▶ **CONSIGNA A**:
Responde a estas preguntas sobre el fragmento seleccionado:
(i) ¿Qué está pensando la industria cinematográfica norteamericana, según la noticia que se menciona?
(ii) ¿Dónde compró su apartamento el verano pasado el hortera radical que se describe?
(iii) ¿Cuánto dinero se ahorró el conocido por el error del camarero?

### FRAGMENTO SELECCIONADO

Leí ayer y leo hoy la noticia de que la industria cinematográfica norteamericana está pensando que quizá no merezca la pena seguir vendiendo en España DVDs con películas, pues hay tanta piratería, que el negocio se queda en poca cosa. Ignoro si la noticia encierra una estrategia con algún fin que se me escapa o si el alegato de las empresas tiene una base real y razonable o no. Tampoco me importa demasiado todo ello. Lo que no me sorprende es que la piratería de películas llegue aquí a cotas tan altas. Interesante es preguntarse por qué.
No creo que sea por razones económicas. Somos un país que en los últimos años, y al menos hasta que llegó la crisis, se ha acostumbrado a gastarse buenos dineros en lujos que antes ni soñábamos: vinos caros, restaurantes con estrellas, viajes exóticos, vestuario de marca pija, silicona de la buena en los pechos... Pero, como el cambio económico ha sido súbito y las viejas mentalidades no mutan a ese ritmo, esos hábitos de nuevo rico han ido unidos a dos notas disonantes. Por un lado, preferimos emplear el dinero en cosas que se noten y que nos den prestigio social inmediato. De ahí que abunde tanto en estos tiempos el hortera radical, que lo mismo te cuenta cómo se tiró a dos masajistas en un viaje carísimo a Tailandia, que se te presenta con un ordenador portátil de última generación para enseñarte una docena de fotos del apartamento que mercó en Calpe el verano pasado.
Por otro lado, conservamos ese gen cazurro que, pase lo que pase, no se evaporará en siglos. Es la condición cazurra y profundamente mezquina la que nos llena de orgullo cuando conseguimos algo por la cara, cuando timamos a alguien o nos aprovechamos del error o la inadvertencia del prójimo. ¿Cuántas veces hemos escuchado a ese conocido, cretino y con buen sueldo, comentar feliz que el camarero del restaurante se equivocó al hacer la cuenta o al dar la vuelta y le hizo ahorrarse quince o veinte euros? ¿Y ese amigo que presume de pudiente y que cuando oye que la próxima ronda la pagas tú se corrige y en lugar de un vino peleón se pide uno con denominación de origen y un pincho? ¿Y ese otro que, cuando entre amigos se hace fondo, se apunta a las copas más caras, que él solo nunca se pagaría, nada más que para llevarse la parte más gruesa del dinero común? No lo hacen con mala conciencia, sino con íntimo orgullo, convencidos de que así pasan por más listos, por mejor adaptados a los usos de los cresos y más preparados para las peripecias de la vida moderna. Son una mierda de gente y por lo general pasan hambre, aunque vistan de seda.
Llevamos aún mal afeitado el pelo de la dehesa y las colonias caras no nos tapan todavía los resabios del potaje de berzas en aguachirle. Bajo los zapatos italianos los calcetines tienen unos tomates por los que asoma el dedo gordo, la lencería sofisticada no va asociada con el gusto por la bañera o el bidé. A los placeres del espíritu, al goce sosegado de lo que requiera concentración, calma y el poso de una vida amable no llegaremos la mayoría de los de mi generación, y es de temer que tampoco alcancen los de las inmediatamente siguientes. Lo que nos va es fardar de cómo se la pegamos al banco para hacernos la tercera hipoteca o de cómo le endilgamos el Mercedes viejo a un parroquiano que andaba mal de la vista. Los buenos caldos los disfrutamos más si nos rascamos las partes o hablamos de putas mientras nos los echamos al gaznate. En la boca del cerdo, la miel es indigesto engrudo.

######
### CONTENIDO DEL CONJUNTO

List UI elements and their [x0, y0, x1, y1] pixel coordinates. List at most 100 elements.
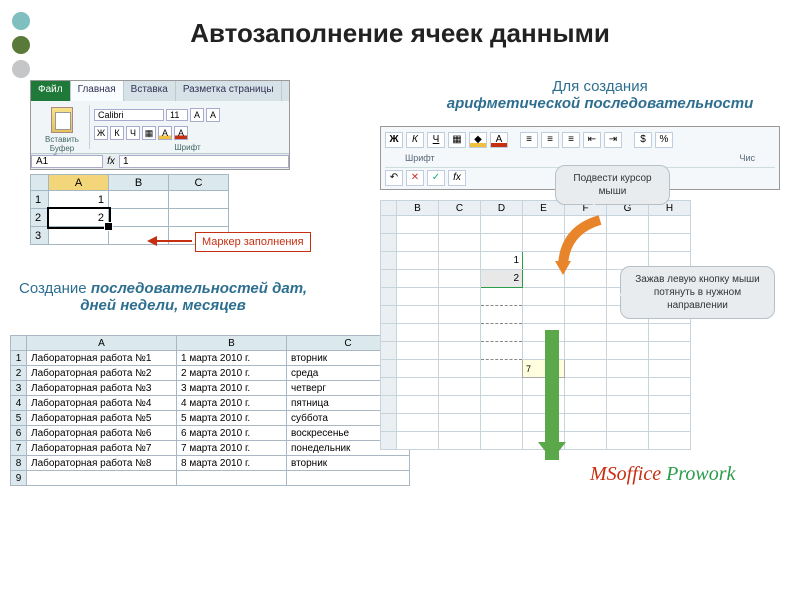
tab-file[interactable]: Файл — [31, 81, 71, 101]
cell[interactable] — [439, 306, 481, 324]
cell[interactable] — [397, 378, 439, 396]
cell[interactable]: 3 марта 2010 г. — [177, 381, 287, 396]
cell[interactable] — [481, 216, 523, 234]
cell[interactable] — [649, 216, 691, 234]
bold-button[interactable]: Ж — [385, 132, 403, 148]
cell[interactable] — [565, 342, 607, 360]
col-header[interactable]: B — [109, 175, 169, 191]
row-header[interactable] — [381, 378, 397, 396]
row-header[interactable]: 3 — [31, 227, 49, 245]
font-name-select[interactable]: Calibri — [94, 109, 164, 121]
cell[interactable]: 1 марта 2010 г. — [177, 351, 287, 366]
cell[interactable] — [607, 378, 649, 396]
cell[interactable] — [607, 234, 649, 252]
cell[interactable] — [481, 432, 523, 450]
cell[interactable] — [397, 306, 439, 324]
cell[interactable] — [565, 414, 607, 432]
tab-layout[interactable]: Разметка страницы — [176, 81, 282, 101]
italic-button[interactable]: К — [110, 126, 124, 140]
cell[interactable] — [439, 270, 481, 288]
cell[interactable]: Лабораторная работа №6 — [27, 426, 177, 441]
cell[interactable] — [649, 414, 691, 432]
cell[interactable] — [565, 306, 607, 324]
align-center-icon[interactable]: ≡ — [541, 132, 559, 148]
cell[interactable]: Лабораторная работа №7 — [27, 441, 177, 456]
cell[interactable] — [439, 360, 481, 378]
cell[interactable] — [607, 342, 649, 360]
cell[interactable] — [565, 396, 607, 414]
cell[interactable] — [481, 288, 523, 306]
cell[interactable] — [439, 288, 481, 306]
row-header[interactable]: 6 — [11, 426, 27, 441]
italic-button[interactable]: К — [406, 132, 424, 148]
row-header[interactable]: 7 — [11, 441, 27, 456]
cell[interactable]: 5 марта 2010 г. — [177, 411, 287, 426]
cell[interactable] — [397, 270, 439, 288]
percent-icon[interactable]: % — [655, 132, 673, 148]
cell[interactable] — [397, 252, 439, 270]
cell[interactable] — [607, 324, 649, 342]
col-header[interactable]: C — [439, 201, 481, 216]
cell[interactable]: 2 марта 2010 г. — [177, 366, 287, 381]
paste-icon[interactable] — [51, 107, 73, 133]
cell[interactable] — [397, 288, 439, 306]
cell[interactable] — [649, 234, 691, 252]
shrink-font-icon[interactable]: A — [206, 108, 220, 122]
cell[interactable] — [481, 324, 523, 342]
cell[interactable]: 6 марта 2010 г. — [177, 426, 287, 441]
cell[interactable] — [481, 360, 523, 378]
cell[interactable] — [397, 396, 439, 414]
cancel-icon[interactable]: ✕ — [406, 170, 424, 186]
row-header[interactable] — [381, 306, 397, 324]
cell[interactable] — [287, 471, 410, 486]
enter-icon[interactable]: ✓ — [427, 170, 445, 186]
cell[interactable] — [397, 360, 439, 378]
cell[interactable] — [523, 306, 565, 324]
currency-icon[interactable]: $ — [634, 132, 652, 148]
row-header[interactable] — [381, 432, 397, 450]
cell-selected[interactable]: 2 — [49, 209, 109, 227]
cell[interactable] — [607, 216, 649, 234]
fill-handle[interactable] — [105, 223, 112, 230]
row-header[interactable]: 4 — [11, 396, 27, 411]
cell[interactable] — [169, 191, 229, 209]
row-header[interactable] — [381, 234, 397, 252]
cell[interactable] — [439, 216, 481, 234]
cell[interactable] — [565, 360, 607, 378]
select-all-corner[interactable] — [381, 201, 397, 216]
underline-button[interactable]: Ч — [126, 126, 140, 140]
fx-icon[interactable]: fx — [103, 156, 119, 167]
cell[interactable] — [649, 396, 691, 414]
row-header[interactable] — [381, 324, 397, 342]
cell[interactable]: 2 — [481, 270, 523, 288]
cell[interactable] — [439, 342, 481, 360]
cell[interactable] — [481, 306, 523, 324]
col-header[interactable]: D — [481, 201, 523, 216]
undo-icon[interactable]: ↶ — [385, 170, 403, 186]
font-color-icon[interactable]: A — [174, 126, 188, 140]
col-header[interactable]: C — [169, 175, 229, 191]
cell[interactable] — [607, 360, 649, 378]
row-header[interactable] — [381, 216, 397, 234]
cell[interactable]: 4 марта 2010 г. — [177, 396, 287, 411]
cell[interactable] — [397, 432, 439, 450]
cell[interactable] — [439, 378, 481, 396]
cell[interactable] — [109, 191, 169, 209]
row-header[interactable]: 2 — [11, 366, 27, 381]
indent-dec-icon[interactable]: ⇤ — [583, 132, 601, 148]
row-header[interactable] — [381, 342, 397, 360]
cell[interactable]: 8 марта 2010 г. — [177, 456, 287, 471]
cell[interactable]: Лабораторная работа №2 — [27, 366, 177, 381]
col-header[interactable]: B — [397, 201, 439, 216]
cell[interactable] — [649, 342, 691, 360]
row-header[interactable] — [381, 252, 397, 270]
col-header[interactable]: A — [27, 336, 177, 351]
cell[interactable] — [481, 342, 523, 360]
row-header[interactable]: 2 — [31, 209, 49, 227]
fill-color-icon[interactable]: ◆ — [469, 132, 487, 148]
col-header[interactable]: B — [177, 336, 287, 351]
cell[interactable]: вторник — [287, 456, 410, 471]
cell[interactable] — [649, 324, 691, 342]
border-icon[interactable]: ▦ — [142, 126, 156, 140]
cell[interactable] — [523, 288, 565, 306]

######

▶ **CONSIGNA B**:
Pon en una tabla Markdown todas las filas del conjunto, desde la que contiene "tab-file[interactable]: Файл —" hasta la que contiene "cell[interactable] — [481, 432, 523, 450]", ambas incluidas. Usa las columnas Núm y Contenido, y omite las líneas en blanco.

▶ **RESPUESTA A**:
(i) Que quizá no merezca la pena seguir vendiendo en España DVDs con películas, pues hay tanta piratería que el negocio se queda en poca cosa.
(ii) En Calpe.
(iii) Quince o veinte euros.

▶ **RESPUESTA B**:
| Núm | Contenido |
|---|---|
| 1 | tab-file[interactable]: Файл — [31, 81, 71, 101] |
| 2 | cell[interactable] — [439, 306, 481, 324] |
| 3 | cell[interactable] — [397, 378, 439, 396] |
| 4 | cell[interactable]: 3 марта 2010 г. — [177, 381, 287, 396] |
| 5 | cell[interactable] — [481, 216, 523, 234] |
| 6 | cell[interactable] — [649, 216, 691, 234] |
| 7 | bold-button[interactable]: Ж — [385, 132, 403, 148] |
| 8 | cell[interactable] — [565, 342, 607, 360] |
| 9 | col-header[interactable]: B — [109, 175, 169, 191] |
| 10 | row-header[interactable] — [381, 378, 397, 396] |
| 11 | row-header[interactable]: 3 — [31, 227, 49, 245] |
| 12 | font-name-select[interactable]: Calibri — [94, 109, 164, 121] |
| 13 | cell[interactable]: 1 марта 2010 г. — [177, 351, 287, 366] |
| 14 | cell[interactable] — [607, 378, 649, 396] |
| 15 | cell[interactable] — [607, 234, 649, 252] |
| 16 | cell[interactable] — [481, 432, 523, 450] |